(Data excerpts)
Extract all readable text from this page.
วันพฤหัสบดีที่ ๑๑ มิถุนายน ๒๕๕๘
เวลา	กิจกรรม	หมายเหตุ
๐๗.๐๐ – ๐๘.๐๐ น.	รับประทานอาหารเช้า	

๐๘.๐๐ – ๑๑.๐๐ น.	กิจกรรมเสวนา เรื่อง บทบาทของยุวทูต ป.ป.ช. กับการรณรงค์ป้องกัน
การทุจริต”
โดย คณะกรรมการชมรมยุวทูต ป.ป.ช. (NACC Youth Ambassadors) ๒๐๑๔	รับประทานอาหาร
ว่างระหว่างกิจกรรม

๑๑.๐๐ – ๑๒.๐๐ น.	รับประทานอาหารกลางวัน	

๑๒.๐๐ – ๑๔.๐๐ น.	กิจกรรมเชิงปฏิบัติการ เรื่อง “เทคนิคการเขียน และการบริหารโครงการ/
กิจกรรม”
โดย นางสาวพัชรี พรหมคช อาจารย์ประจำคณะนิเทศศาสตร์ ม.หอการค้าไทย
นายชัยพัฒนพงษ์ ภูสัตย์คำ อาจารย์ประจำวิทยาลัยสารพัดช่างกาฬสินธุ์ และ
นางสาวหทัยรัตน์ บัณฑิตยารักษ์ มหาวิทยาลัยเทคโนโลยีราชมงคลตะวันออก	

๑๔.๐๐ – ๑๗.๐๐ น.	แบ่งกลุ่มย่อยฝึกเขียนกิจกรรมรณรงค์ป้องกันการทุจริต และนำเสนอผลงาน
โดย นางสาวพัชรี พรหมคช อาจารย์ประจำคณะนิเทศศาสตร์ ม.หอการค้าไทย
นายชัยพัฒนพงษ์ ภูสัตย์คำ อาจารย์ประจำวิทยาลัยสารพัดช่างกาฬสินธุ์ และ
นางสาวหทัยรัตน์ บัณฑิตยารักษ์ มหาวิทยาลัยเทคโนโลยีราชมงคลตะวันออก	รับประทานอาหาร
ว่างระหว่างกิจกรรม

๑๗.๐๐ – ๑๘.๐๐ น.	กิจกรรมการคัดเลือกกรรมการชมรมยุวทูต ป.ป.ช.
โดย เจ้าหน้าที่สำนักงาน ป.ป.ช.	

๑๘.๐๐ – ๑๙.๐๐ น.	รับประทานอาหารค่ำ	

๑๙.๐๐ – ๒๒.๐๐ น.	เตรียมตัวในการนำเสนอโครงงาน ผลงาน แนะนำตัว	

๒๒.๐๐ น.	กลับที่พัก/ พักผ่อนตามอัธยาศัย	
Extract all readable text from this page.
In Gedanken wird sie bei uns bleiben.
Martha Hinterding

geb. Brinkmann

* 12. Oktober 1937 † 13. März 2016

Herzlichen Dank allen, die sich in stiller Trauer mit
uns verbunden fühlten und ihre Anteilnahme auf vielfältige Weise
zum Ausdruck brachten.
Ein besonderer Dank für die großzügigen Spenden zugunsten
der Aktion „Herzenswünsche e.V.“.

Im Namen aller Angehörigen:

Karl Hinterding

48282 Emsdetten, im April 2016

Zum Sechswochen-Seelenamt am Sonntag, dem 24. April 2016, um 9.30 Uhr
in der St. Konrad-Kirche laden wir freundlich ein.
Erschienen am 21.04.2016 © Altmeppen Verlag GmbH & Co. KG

(The problem) All entries shown above should be printed again exactly.

(The answer)
Extract all readable text from this page.
วันพฤหัสบดีที่ ๑๑ มิถุนายน ๒๕๕๘
เวลา	กิจกรรม	หมายเหตุ
๐๗.๐๐ – ๐๘.๐๐ น.	รับประทานอาหารเช้า	

๐๘.๐๐ – ๑๑.๐๐ น.	กิจกรรมเสวนา เรื่อง บทบาทของยุวทูต ป.ป.ช. กับการรณรงค์ป้องกัน
การทุจริต”
โดย คณะกรรมการชมรมยุวทูต ป.ป.ช. (NACC Youth Ambassadors) ๒๐๑๔	รับประทานอาหาร
ว่างระหว่างกิจกรรม

๑๑.๐๐ – ๑๒.๐๐ น.	รับประทานอาหารกลางวัน	

๑๒.๐๐ – ๑๔.๐๐ น.	กิจกรรมเชิงปฏิบัติการ เรื่อง “เทคนิคการเขียน และการบริหารโครงการ/
กิจกรรม”
โดย นางสาวพัชรี พรหมคช อาจารย์ประจำคณะนิเทศศาสตร์ ม.หอการค้าไทย
นายชัยพัฒนพงษ์ ภูสัตย์คำ อาจารย์ประจำวิทยาลัยสารพัดช่างกาฬสินธุ์ และ
นางสาวหทัยรัตน์ บัณฑิตยารักษ์ มหาวิทยาลัยเทคโนโลยีราชมงคลตะวันออก	

๑๔.๐๐ – ๑๗.๐๐ น.	แบ่งกลุ่มย่อยฝึกเขียนกิจกรรมรณรงค์ป้องกันการทุจริต และนำเสนอผลงาน
โดย นางสาวพัชรี พรหมคช อาจารย์ประจำคณะนิเทศศาสตร์ ม.หอการค้าไทย
นายชัยพัฒนพงษ์ ภูสัตย์คำ อาจารย์ประจำวิทยาลัยสารพัดช่างกาฬสินธุ์ และ
นางสาวหทัยรัตน์ บัณฑิตยารักษ์ มหาวิทยาลัยเทคโนโลยีราชมงคลตะวันออก	รับประทานอาหาร
ว่างระหว่างกิจกรรม

๑๗.๐๐ – ๑๘.๐๐ น.	กิจกรรมการคัดเลือกกรรมการชมรมยุวทูต ป.ป.ช.
โดย เจ้าหน้าที่สำนักงาน ป.ป.ช.	

๑๘.๐๐ – ๑๙.๐๐ น.	รับประทานอาหารค่ำ	

๑๙.๐๐ – ๒๒.๐๐ น.	เตรียมตัวในการนำเสนอโครงงาน ผลงาน แนะนำตัว	

๒๒.๐๐ น.	กลับที่พัก/ พักผ่อนตามอัธยาศัย	
Extract all readable text from this page.
In Gedanken wird sie bei uns bleiben.
Martha Hinterding

geb. Brinkmann

* 12. Oktober 1937 † 13. März 2016

Herzlichen Dank allen, die sich in stiller Trauer mit
uns verbunden fühlten und ihre Anteilnahme auf vielfältige Weise
zum Ausdruck brachten.
Ein besonderer Dank für die großzügigen Spenden zugunsten
der Aktion „Herzenswünsche e.V.“.

Im Namen aller Angehörigen:

Karl Hinterding

48282 Emsdetten, im April 2016

Zum Sechswochen-Seelenamt am Sonntag, dem 24. April 2016, um 9.30 Uhr
in der St. Konrad-Kirche laden wir freundlich ein.
Erschienen am 21.04.2016 © Altmeppen Verlag GmbH & Co. KG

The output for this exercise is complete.